Copy each line below in which the string "this" occurs.
──────── DATA RECORDS
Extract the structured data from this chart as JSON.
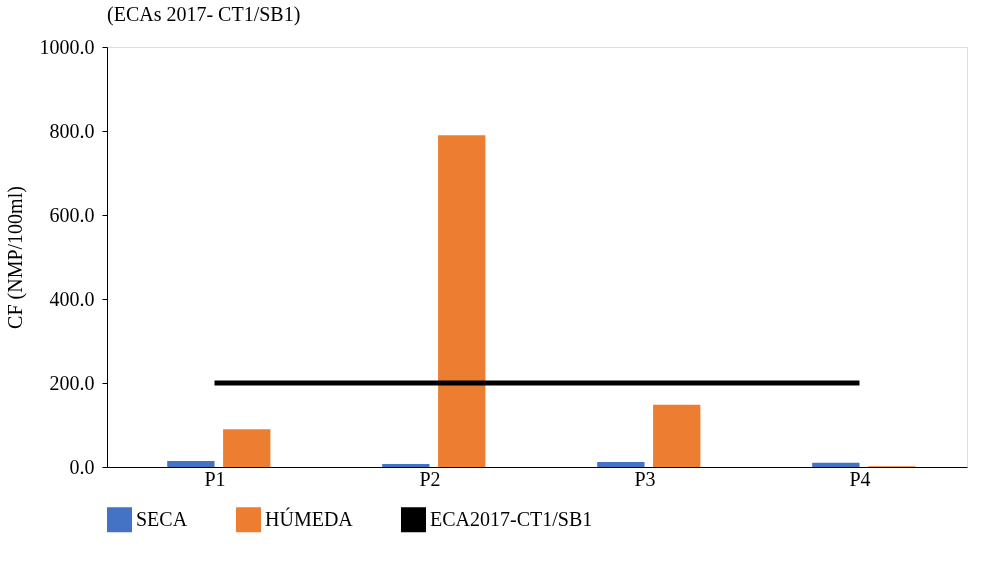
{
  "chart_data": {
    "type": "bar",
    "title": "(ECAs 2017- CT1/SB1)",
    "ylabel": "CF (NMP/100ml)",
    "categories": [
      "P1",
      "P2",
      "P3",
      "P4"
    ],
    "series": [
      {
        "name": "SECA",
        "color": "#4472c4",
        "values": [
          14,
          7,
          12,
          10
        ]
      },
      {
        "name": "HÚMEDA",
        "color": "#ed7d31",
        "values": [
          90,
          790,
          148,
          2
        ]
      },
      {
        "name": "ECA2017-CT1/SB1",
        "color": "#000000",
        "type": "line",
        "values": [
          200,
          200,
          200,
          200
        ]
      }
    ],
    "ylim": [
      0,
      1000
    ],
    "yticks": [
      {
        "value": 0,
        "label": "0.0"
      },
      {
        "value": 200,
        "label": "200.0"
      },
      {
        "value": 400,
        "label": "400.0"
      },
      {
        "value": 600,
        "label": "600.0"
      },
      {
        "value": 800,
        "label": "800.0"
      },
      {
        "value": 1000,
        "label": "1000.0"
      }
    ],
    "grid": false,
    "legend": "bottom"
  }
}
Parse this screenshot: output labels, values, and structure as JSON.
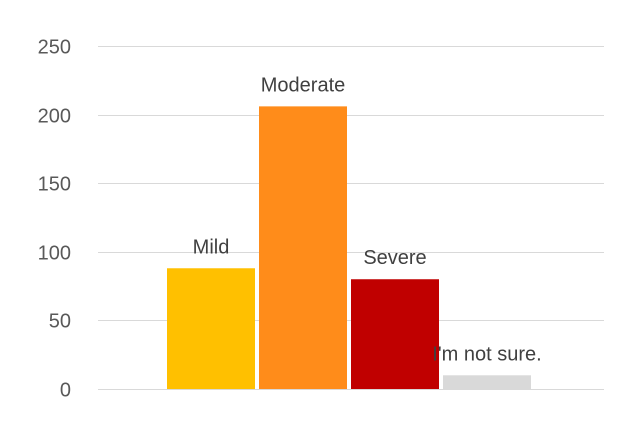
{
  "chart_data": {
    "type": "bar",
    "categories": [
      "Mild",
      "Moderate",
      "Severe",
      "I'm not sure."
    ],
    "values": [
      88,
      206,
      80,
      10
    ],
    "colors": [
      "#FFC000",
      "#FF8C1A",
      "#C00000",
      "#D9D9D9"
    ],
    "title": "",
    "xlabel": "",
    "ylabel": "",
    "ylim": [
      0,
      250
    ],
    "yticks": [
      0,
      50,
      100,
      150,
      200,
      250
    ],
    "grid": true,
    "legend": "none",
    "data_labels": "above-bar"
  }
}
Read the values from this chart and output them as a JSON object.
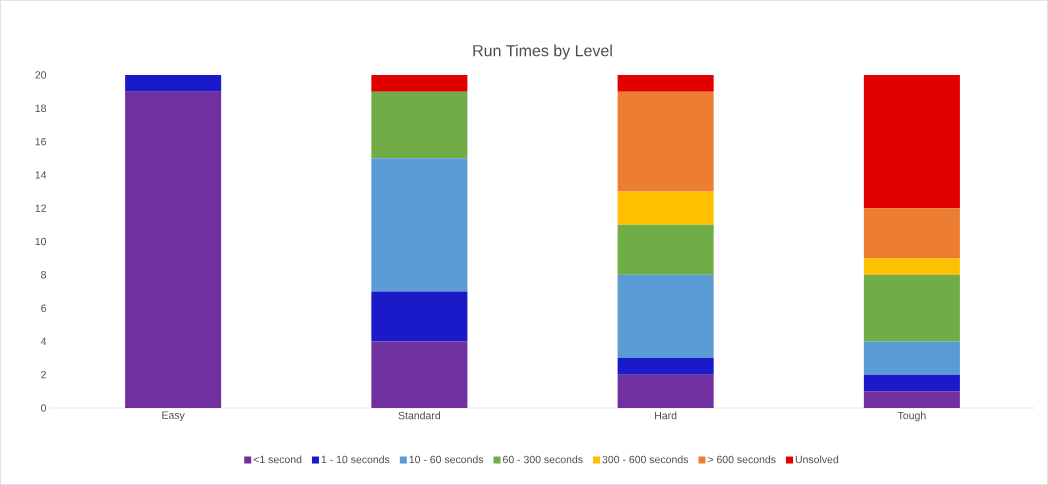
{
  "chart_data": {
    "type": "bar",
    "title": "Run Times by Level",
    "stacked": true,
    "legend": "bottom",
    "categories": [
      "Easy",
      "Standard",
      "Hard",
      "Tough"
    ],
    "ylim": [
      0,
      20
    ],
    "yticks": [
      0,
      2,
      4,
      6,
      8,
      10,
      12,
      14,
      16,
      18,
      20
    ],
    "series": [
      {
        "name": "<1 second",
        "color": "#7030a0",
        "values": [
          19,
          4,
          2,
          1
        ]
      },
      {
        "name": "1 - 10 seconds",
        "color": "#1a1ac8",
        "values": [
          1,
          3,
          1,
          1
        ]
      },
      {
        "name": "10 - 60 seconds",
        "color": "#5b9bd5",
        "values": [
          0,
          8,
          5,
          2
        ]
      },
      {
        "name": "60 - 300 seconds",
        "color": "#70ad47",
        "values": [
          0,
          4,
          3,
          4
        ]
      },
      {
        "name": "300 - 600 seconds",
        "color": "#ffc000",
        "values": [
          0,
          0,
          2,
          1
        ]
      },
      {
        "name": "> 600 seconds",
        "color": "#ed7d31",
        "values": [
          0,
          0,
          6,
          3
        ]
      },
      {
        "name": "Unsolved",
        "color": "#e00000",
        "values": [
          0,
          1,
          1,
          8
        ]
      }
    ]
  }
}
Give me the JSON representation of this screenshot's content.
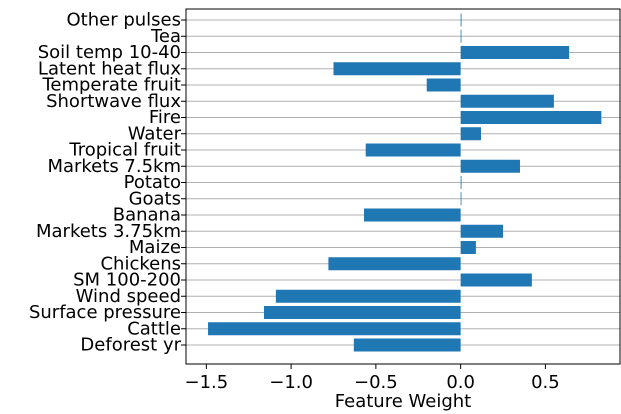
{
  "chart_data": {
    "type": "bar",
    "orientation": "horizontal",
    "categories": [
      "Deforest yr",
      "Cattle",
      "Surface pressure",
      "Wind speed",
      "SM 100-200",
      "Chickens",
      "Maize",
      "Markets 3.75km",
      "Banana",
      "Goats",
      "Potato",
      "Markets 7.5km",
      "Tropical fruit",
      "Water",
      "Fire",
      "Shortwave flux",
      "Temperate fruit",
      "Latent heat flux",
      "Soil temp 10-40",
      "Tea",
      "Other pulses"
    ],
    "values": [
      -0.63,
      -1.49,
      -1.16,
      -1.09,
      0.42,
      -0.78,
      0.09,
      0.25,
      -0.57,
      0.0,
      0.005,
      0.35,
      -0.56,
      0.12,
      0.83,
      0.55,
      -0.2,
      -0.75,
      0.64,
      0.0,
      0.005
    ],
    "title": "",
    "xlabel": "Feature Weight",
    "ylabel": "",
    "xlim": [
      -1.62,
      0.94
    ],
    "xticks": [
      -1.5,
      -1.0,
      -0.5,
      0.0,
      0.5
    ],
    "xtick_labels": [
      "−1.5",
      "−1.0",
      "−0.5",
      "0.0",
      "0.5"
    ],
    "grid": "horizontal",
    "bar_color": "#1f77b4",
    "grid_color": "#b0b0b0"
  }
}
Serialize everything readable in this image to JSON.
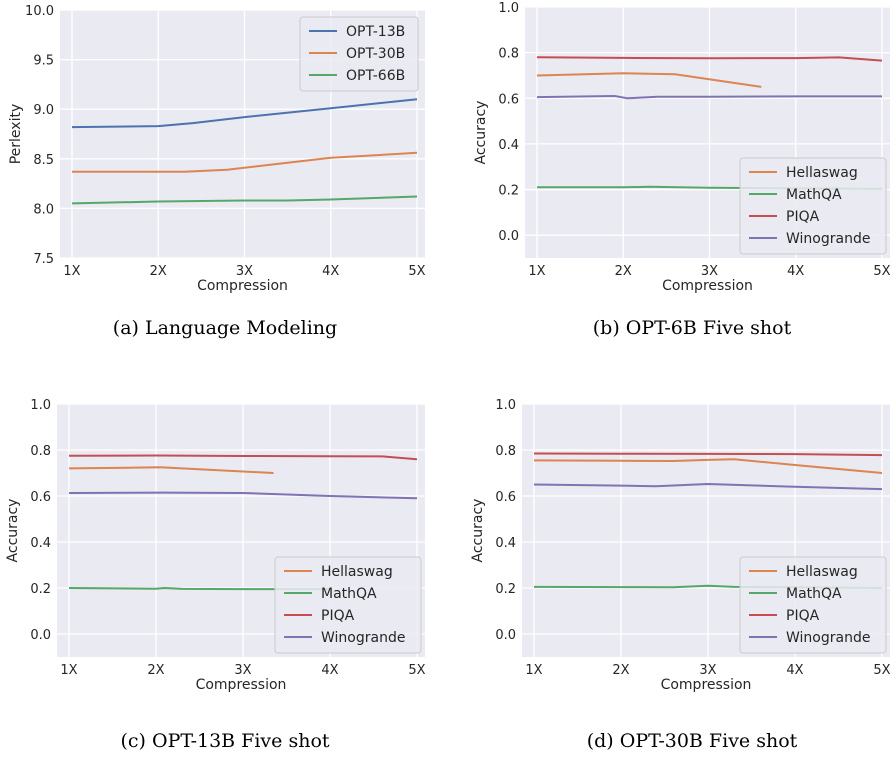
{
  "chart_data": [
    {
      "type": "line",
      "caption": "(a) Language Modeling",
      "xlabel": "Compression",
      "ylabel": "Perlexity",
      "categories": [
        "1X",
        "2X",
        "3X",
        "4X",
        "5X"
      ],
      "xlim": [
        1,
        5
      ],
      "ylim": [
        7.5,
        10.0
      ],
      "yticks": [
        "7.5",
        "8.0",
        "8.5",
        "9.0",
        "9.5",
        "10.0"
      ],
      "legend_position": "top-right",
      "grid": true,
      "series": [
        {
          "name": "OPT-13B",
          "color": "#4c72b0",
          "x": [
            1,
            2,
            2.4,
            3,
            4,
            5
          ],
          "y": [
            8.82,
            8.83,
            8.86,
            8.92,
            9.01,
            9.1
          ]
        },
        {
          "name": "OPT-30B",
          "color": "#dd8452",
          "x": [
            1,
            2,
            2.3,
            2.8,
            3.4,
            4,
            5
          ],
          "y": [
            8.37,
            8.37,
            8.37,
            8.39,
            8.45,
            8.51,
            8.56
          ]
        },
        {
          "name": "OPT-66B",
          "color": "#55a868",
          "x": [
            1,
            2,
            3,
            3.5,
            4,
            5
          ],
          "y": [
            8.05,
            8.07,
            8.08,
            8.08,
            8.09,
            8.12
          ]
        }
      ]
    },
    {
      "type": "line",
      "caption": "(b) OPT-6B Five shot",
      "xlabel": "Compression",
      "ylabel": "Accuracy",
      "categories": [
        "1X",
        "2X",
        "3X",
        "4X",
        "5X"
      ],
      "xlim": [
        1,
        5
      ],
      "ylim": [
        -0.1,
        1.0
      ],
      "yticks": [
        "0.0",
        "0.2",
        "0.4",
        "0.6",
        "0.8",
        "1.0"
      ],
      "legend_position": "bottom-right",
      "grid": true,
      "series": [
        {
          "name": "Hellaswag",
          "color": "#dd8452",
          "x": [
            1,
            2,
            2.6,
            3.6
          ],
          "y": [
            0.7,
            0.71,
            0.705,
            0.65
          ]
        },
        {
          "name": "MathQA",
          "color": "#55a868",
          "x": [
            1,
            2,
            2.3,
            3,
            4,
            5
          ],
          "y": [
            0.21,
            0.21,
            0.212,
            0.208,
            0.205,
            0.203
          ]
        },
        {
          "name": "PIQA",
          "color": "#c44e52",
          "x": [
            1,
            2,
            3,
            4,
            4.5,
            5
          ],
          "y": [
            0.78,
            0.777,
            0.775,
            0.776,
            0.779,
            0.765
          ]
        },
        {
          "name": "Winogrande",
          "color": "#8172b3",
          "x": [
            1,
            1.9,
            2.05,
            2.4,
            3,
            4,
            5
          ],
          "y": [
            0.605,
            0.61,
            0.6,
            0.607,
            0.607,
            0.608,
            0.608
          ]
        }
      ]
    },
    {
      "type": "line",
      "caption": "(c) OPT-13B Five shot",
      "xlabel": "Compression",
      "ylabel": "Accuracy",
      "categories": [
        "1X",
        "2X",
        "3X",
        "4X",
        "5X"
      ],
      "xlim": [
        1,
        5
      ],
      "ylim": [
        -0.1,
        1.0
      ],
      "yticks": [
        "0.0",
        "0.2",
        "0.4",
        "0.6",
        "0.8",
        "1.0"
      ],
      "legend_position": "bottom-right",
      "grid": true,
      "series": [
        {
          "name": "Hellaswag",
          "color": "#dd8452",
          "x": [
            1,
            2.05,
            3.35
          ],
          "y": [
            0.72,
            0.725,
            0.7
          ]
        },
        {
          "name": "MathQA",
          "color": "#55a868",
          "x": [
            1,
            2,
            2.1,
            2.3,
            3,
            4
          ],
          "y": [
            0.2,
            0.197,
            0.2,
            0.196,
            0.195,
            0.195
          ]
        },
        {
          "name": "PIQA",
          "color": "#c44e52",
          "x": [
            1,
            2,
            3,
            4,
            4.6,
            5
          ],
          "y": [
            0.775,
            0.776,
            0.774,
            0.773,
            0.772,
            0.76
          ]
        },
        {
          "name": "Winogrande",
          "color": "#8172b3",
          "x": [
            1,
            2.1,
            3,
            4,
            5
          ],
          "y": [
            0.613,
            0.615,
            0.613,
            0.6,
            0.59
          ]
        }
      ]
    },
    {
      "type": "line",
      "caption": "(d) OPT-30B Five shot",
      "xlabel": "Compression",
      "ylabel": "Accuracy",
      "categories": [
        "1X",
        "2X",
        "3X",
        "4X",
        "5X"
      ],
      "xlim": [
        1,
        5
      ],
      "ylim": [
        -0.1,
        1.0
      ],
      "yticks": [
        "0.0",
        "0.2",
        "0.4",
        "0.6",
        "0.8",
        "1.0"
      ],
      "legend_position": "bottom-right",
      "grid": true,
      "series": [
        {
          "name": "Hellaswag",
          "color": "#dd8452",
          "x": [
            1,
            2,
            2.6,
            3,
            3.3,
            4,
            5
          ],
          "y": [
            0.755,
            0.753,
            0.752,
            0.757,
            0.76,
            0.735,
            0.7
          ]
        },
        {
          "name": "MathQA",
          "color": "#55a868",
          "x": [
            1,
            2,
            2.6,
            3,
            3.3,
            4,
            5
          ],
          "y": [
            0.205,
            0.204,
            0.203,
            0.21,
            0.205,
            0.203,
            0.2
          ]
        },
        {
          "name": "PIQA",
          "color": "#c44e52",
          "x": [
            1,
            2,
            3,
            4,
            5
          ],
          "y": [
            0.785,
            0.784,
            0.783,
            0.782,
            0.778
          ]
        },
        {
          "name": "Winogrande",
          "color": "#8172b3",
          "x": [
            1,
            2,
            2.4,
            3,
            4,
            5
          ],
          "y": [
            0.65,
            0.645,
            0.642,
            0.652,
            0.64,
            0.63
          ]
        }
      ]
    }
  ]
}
────────────────
[SOLUTION TO THE PROBLEM]
Extract the structured data from this chart as JSON.
Parse this screenshot: output labels, values, and structure as JSON.
Read the values from this chart and output them as a JSON object.
Give me the JSON representation of this screenshot's content.
Serialize everything readable in this image to JSON.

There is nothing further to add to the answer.